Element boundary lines

--- --- ---

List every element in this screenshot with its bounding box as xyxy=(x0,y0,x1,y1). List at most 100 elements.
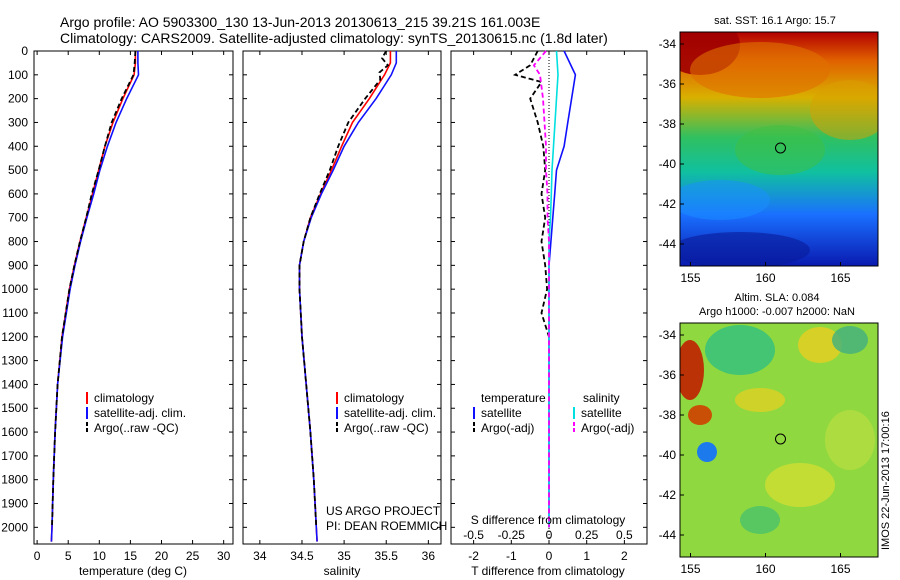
x-tick-label: 34 xyxy=(253,549,267,563)
map-x-tick-label: 165 xyxy=(830,562,850,576)
x-tick-label: 35 xyxy=(337,549,351,563)
depth-tick-label: 900 xyxy=(8,258,28,272)
pi-credit: PI: DEAN ROEMMICH xyxy=(326,519,447,533)
legend-label-temp-satellite: satellite xyxy=(481,406,522,420)
map-y-tick-label: -42 xyxy=(659,197,677,211)
map-y-tick-label: -40 xyxy=(659,448,677,462)
legend-label-sal-satellite: satellite xyxy=(581,406,622,420)
temperature-panel-frame xyxy=(33,50,234,545)
x-tick-label: 15 xyxy=(124,549,138,563)
x-tick-label: 30 xyxy=(217,549,231,563)
sst-map-frame xyxy=(679,31,879,267)
legend-label-climatology: climatology xyxy=(94,391,154,405)
series-line-climatology xyxy=(50,51,137,542)
map-x-tick-label: 165 xyxy=(830,271,850,285)
x-tick-label: 2 xyxy=(621,549,628,563)
map-y-tick-label: -36 xyxy=(659,77,677,91)
depth-tick-label: 1700 xyxy=(1,449,28,463)
project-credit: US ARGO PROJECT xyxy=(326,504,441,518)
x-tick-label: -2 xyxy=(468,549,479,563)
difference-xlabel-top: S difference from climatology xyxy=(471,513,626,527)
series-line-salinity-argo-adj- xyxy=(532,50,550,528)
depth-tick-label: 800 xyxy=(8,235,28,249)
sst-map-title: sat. SST: 16.1 Argo: 15.7 xyxy=(714,15,836,27)
legend-label-satellite: satellite-adj. clim. xyxy=(94,406,186,420)
legend-label-temp-argo: Argo(-adj) xyxy=(481,421,534,435)
depth-tick-label: 1400 xyxy=(1,377,28,391)
depth-tick-label: 1300 xyxy=(1,354,28,368)
sla-map-title-1: Altim. SLA: 0.084 xyxy=(735,292,820,304)
depth-tick-label: 2000 xyxy=(1,520,28,534)
salinity-legend: climatology satellite-adj. clim. Argo(..… xyxy=(336,391,436,435)
temperature-legend: climatology satellite-adj. clim. Argo(..… xyxy=(86,391,186,435)
map-y-tick-label: -38 xyxy=(659,117,677,131)
depth-tick-label: 1500 xyxy=(1,401,28,415)
map-y-tick-label: -36 xyxy=(659,368,677,382)
legend-header-temperature: temperature xyxy=(481,391,546,405)
temperature-xlabel: temperature (deg C) xyxy=(79,564,187,578)
map-y-tick-label: -38 xyxy=(659,408,677,422)
x-tick-label: 5 xyxy=(65,549,72,563)
sst-argo-marker xyxy=(775,142,786,154)
x-tick-label: 36 xyxy=(422,549,436,563)
x-tick-label: 0 xyxy=(546,549,553,563)
legend-header-salinity: salinity xyxy=(583,391,620,405)
legend-label-sal-argo: Argo(-adj) xyxy=(581,421,634,435)
sla-argo-marker xyxy=(775,433,786,445)
depth-tick-label: 1000 xyxy=(1,282,28,296)
imos-timestamp: IMOS 22-Jun-2013 17:00:16 xyxy=(880,411,892,550)
series-line-argo-raw-qc- xyxy=(298,50,390,528)
map-y-tick-label: -42 xyxy=(659,488,677,502)
depth-tick-label: 600 xyxy=(8,187,28,201)
difference-legend: temperature salinity satellite Argo(-adj… xyxy=(473,391,634,435)
x-tick-label-salinity: -0.5 xyxy=(463,528,484,542)
figure-title-line2: Climatology: CARS2009. Satellite-adjuste… xyxy=(60,30,608,46)
legend-label-climatology: climatology xyxy=(344,391,404,405)
depth-tick-label: 1200 xyxy=(1,330,28,344)
x-tick-label: 34.5 xyxy=(290,549,314,563)
series-line-argo-raw-qc- xyxy=(51,50,137,528)
legend-label-satellite: satellite-adj. clim. xyxy=(344,406,436,420)
map-x-tick-label: 155 xyxy=(680,271,700,285)
x-tick-label-salinity: 0.5 xyxy=(616,528,633,542)
depth-tick-label: 1900 xyxy=(1,497,28,511)
x-tick-label: 1 xyxy=(583,549,590,563)
depth-tick-label: 300 xyxy=(8,115,28,129)
map-x-tick-label: 160 xyxy=(755,271,775,285)
sst-map xyxy=(680,32,878,266)
depth-tick-label: 400 xyxy=(8,139,28,153)
depth-tick-label: 1800 xyxy=(1,473,28,487)
x-tick-label-salinity: -0.25 xyxy=(498,528,526,542)
x-tick-label: -1 xyxy=(506,549,517,563)
series-line-temperature-argo-adj- xyxy=(512,50,550,528)
series-line-temperature-satellite xyxy=(548,50,577,528)
difference-xlabel: T difference from climatology xyxy=(471,564,625,578)
sla-map-frame xyxy=(679,322,879,558)
depth-tick-label: 0 xyxy=(21,44,28,58)
figure-title-line1: Argo profile: AO 5903300_130 13-Jun-2013… xyxy=(60,14,541,30)
x-tick-label-salinity: 0.25 xyxy=(575,528,599,542)
x-tick-label: 10 xyxy=(93,549,107,563)
depth-tick-label: 1600 xyxy=(1,425,28,439)
series-line-salinity-satellite xyxy=(548,50,559,528)
map-y-tick-label: -40 xyxy=(659,157,677,171)
depth-tick-label: 100 xyxy=(8,68,28,82)
depth-tick-label: 1100 xyxy=(2,306,28,320)
sla-map-title-2: Argo h1000: -0.007 h2000: NaN xyxy=(699,306,855,318)
salinity-panel-frame xyxy=(242,50,442,545)
map-x-tick-label: 155 xyxy=(680,562,700,576)
x-tick-label: 0 xyxy=(34,549,41,563)
map-y-tick-label: -34 xyxy=(659,328,677,342)
map-y-tick-label: -34 xyxy=(659,37,677,51)
depth-tick-label: 500 xyxy=(8,163,28,177)
depth-tick-label: 200 xyxy=(8,92,28,106)
legend-label-argo: Argo(..raw -QC) xyxy=(344,421,429,435)
map-y-tick-label: -44 xyxy=(659,528,677,542)
x-tick-label: 25 xyxy=(186,549,200,563)
map-x-tick-label: 160 xyxy=(755,562,775,576)
map-y-tick-label: -44 xyxy=(659,237,677,251)
x-tick-label: 35.5 xyxy=(375,549,399,563)
legend-label-argo: Argo(..raw -QC) xyxy=(94,421,179,435)
series-line-satellite-adj-clim- xyxy=(50,51,140,542)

--- --- ---

### DESCRIPTION OF THE TASK:
Reproduce every one of the lines above word for word, leaving out the pictures.

### ANSWER TO THIS PROBLEM:
List every element in this screenshot with its bounding box as xyxy=(x0,y0,x1,y1). List at most 100 elements.
x-tick-label: 34 xyxy=(253,549,267,563)
map-x-tick-label: 165 xyxy=(830,562,850,576)
x-tick-label: 35 xyxy=(337,549,351,563)
depth-tick-label: 900 xyxy=(8,258,28,272)
pi-credit: PI: DEAN ROEMMICH xyxy=(326,519,447,533)
legend-label-temp-satellite: satellite xyxy=(481,406,522,420)
map-y-tick-label: -42 xyxy=(659,197,677,211)
map-y-tick-label: -40 xyxy=(659,448,677,462)
legend-label-sal-satellite: satellite xyxy=(581,406,622,420)
temperature-panel-frame xyxy=(33,50,234,545)
x-tick-label: 15 xyxy=(124,549,138,563)
x-tick-label: 30 xyxy=(217,549,231,563)
sst-map-frame xyxy=(679,31,879,267)
legend-label-climatology: climatology xyxy=(94,391,154,405)
series-line-climatology xyxy=(50,51,137,542)
map-x-tick-label: 165 xyxy=(830,271,850,285)
x-tick-label: 2 xyxy=(621,549,628,563)
map-y-tick-label: -36 xyxy=(659,77,677,91)
depth-tick-label: 1700 xyxy=(1,449,28,463)
project-credit: US ARGO PROJECT xyxy=(326,504,441,518)
x-tick-label: -2 xyxy=(468,549,479,563)
difference-xlabel-top: S difference from climatology xyxy=(471,513,626,527)
series-line-salinity-argo-adj- xyxy=(532,50,550,528)
depth-tick-label: 800 xyxy=(8,235,28,249)
sst-map-title: sat. SST: 16.1 Argo: 15.7 xyxy=(714,15,836,27)
legend-label-satellite: satellite-adj. clim. xyxy=(94,406,186,420)
legend-label-temp-argo: Argo(-adj) xyxy=(481,421,534,435)
depth-tick-label: 1400 xyxy=(1,377,28,391)
depth-tick-label: 1300 xyxy=(1,354,28,368)
sla-map-title-1: Altim. SLA: 0.084 xyxy=(735,292,820,304)
depth-tick-label: 2000 xyxy=(1,520,28,534)
salinity-legend: climatology satellite-adj. clim. Argo(..… xyxy=(336,391,436,435)
temperature-legend: climatology satellite-adj. clim. Argo(..… xyxy=(86,391,186,435)
map-y-tick-label: -38 xyxy=(659,117,677,131)
depth-tick-label: 1500 xyxy=(1,401,28,415)
map-y-tick-label: -36 xyxy=(659,368,677,382)
legend-header-temperature: temperature xyxy=(481,391,546,405)
temperature-xlabel: temperature (deg C) xyxy=(79,564,187,578)
map-y-tick-label: -38 xyxy=(659,408,677,422)
x-tick-label: 5 xyxy=(65,549,72,563)
sst-argo-marker xyxy=(775,142,786,154)
x-tick-label: 36 xyxy=(422,549,436,563)
x-tick-label: 0 xyxy=(546,549,553,563)
legend-header-salinity: salinity xyxy=(583,391,620,405)
legend-label-sal-argo: Argo(-adj) xyxy=(581,421,634,435)
sla-argo-marker xyxy=(775,433,786,445)
depth-tick-label: 1000 xyxy=(1,282,28,296)
imos-timestamp: IMOS 22-Jun-2013 17:00:16 xyxy=(880,411,892,550)
series-line-argo-raw-qc- xyxy=(298,50,390,528)
map-y-tick-label: -42 xyxy=(659,488,677,502)
depth-tick-label: 600 xyxy=(8,187,28,201)
difference-legend: temperature salinity satellite Argo(-adj… xyxy=(473,391,634,435)
x-tick-label-salinity: -0.5 xyxy=(463,528,484,542)
figure-title-line2: Climatology: CARS2009. Satellite-adjuste… xyxy=(60,30,608,46)
legend-label-climatology: climatology xyxy=(344,391,404,405)
depth-tick-label: 1200 xyxy=(1,330,28,344)
x-tick-label: 34.5 xyxy=(290,549,314,563)
series-line-argo-raw-qc- xyxy=(51,50,137,528)
legend-label-satellite: satellite-adj. clim. xyxy=(344,406,436,420)
map-x-tick-label: 155 xyxy=(680,271,700,285)
x-tick-label-salinity: 0.5 xyxy=(616,528,633,542)
depth-tick-label: 1900 xyxy=(1,497,28,511)
x-tick-label: 1 xyxy=(583,549,590,563)
depth-tick-label: 300 xyxy=(8,115,28,129)
map-x-tick-label: 160 xyxy=(755,271,775,285)
sst-map xyxy=(680,32,878,266)
depth-tick-label: 400 xyxy=(8,139,28,153)
depth-tick-label: 1800 xyxy=(1,473,28,487)
x-tick-label-salinity: -0.25 xyxy=(498,528,526,542)
x-tick-label: -1 xyxy=(506,549,517,563)
series-line-temperature-argo-adj- xyxy=(512,50,550,528)
series-line-temperature-satellite xyxy=(548,50,577,528)
difference-xlabel: T difference from climatology xyxy=(471,564,625,578)
sla-map-frame xyxy=(679,322,879,558)
depth-tick-label: 0 xyxy=(21,44,28,58)
figure-title-line1: Argo profile: AO 5903300_130 13-Jun-2013… xyxy=(60,14,541,30)
x-tick-label-salinity: 0.25 xyxy=(575,528,599,542)
x-tick-label: 10 xyxy=(93,549,107,563)
depth-tick-label: 1600 xyxy=(1,425,28,439)
series-line-salinity-satellite xyxy=(548,50,559,528)
map-y-tick-label: -40 xyxy=(659,157,677,171)
depth-tick-label: 100 xyxy=(8,68,28,82)
depth-tick-label: 1100 xyxy=(2,306,28,320)
sla-map-title-2: Argo h1000: -0.007 h2000: NaN xyxy=(699,306,855,318)
salinity-panel-frame xyxy=(242,50,442,545)
map-x-tick-label: 155 xyxy=(680,562,700,576)
x-tick-label: 0 xyxy=(34,549,41,563)
map-y-tick-label: -34 xyxy=(659,328,677,342)
map-y-tick-label: -34 xyxy=(659,37,677,51)
depth-tick-label: 500 xyxy=(8,163,28,177)
depth-tick-label: 200 xyxy=(8,92,28,106)
legend-label-argo: Argo(..raw -QC) xyxy=(344,421,429,435)
map-y-tick-label: -44 xyxy=(659,528,677,542)
x-tick-label: 25 xyxy=(186,549,200,563)
map-x-tick-label: 160 xyxy=(755,562,775,576)
map-y-tick-label: -44 xyxy=(659,237,677,251)
x-tick-label: 35.5 xyxy=(375,549,399,563)
legend-label-argo: Argo(..raw -QC) xyxy=(94,421,179,435)
series-line-satellite-adj-clim- xyxy=(50,51,140,542)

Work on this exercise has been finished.